## Problem to solve:
Take the records underneath and set them down exactly.

## Available records:
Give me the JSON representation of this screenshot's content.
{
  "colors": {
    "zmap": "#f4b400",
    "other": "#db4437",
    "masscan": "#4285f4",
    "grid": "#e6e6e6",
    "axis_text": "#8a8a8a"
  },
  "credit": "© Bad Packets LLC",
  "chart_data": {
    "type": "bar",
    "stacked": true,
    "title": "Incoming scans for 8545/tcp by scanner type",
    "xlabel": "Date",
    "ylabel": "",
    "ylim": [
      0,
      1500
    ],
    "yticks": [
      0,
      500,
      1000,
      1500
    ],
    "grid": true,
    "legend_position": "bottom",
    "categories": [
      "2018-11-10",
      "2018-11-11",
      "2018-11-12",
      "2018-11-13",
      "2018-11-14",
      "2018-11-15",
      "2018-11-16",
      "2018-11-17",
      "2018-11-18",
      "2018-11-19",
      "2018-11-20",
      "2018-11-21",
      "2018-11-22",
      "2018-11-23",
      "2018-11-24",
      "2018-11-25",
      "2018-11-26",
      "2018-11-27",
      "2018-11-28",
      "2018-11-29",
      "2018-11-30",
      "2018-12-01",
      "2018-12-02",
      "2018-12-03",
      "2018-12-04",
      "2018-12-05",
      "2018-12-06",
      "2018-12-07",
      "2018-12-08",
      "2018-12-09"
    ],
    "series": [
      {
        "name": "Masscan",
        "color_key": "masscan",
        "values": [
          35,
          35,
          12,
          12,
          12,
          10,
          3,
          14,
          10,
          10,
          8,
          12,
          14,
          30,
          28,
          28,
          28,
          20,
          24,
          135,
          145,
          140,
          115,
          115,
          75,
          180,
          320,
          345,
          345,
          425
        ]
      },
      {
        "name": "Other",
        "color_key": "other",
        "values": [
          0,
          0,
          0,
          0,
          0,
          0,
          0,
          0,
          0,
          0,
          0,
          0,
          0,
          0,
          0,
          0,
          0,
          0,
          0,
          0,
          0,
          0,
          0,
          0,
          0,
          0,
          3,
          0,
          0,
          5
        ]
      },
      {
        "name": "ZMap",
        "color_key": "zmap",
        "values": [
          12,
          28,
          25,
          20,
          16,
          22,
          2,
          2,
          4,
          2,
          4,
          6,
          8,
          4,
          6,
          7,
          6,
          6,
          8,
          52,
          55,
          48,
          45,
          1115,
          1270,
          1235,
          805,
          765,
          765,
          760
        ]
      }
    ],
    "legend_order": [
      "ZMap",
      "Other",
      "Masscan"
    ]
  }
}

## Reply:
Give me the JSON representation of this screenshot's content.
{
  "colors": {
    "zmap": "#f4b400",
    "other": "#db4437",
    "masscan": "#4285f4",
    "grid": "#e6e6e6",
    "axis_text": "#8a8a8a"
  },
  "credit": "© Bad Packets LLC",
  "chart_data": {
    "type": "bar",
    "stacked": true,
    "title": "Incoming scans for 8545/tcp by scanner type",
    "xlabel": "Date",
    "ylabel": "",
    "ylim": [
      0,
      1500
    ],
    "yticks": [
      0,
      500,
      1000,
      1500
    ],
    "grid": true,
    "legend_position": "bottom",
    "categories": [
      "2018-11-10",
      "2018-11-11",
      "2018-11-12",
      "2018-11-13",
      "2018-11-14",
      "2018-11-15",
      "2018-11-16",
      "2018-11-17",
      "2018-11-18",
      "2018-11-19",
      "2018-11-20",
      "2018-11-21",
      "2018-11-22",
      "2018-11-23",
      "2018-11-24",
      "2018-11-25",
      "2018-11-26",
      "2018-11-27",
      "2018-11-28",
      "2018-11-29",
      "2018-11-30",
      "2018-12-01",
      "2018-12-02",
      "2018-12-03",
      "2018-12-04",
      "2018-12-05",
      "2018-12-06",
      "2018-12-07",
      "2018-12-08",
      "2018-12-09"
    ],
    "series": [
      {
        "name": "Masscan",
        "color_key": "masscan",
        "values": [
          35,
          35,
          12,
          12,
          12,
          10,
          3,
          14,
          10,
          10,
          8,
          12,
          14,
          30,
          28,
          28,
          28,
          20,
          24,
          135,
          145,
          140,
          115,
          115,
          75,
          180,
          320,
          345,
          345,
          425
        ]
      },
      {
        "name": "Other",
        "color_key": "other",
        "values": [
          0,
          0,
          0,
          0,
          0,
          0,
          0,
          0,
          0,
          0,
          0,
          0,
          0,
          0,
          0,
          0,
          0,
          0,
          0,
          0,
          0,
          0,
          0,
          0,
          0,
          0,
          3,
          0,
          0,
          5
        ]
      },
      {
        "name": "ZMap",
        "color_key": "zmap",
        "values": [
          12,
          28,
          25,
          20,
          16,
          22,
          2,
          2,
          4,
          2,
          4,
          6,
          8,
          4,
          6,
          7,
          6,
          6,
          8,
          52,
          55,
          48,
          45,
          1115,
          1270,
          1235,
          805,
          765,
          765,
          760
        ]
      }
    ],
    "legend_order": [
      "ZMap",
      "Other",
      "Masscan"
    ]
  }
}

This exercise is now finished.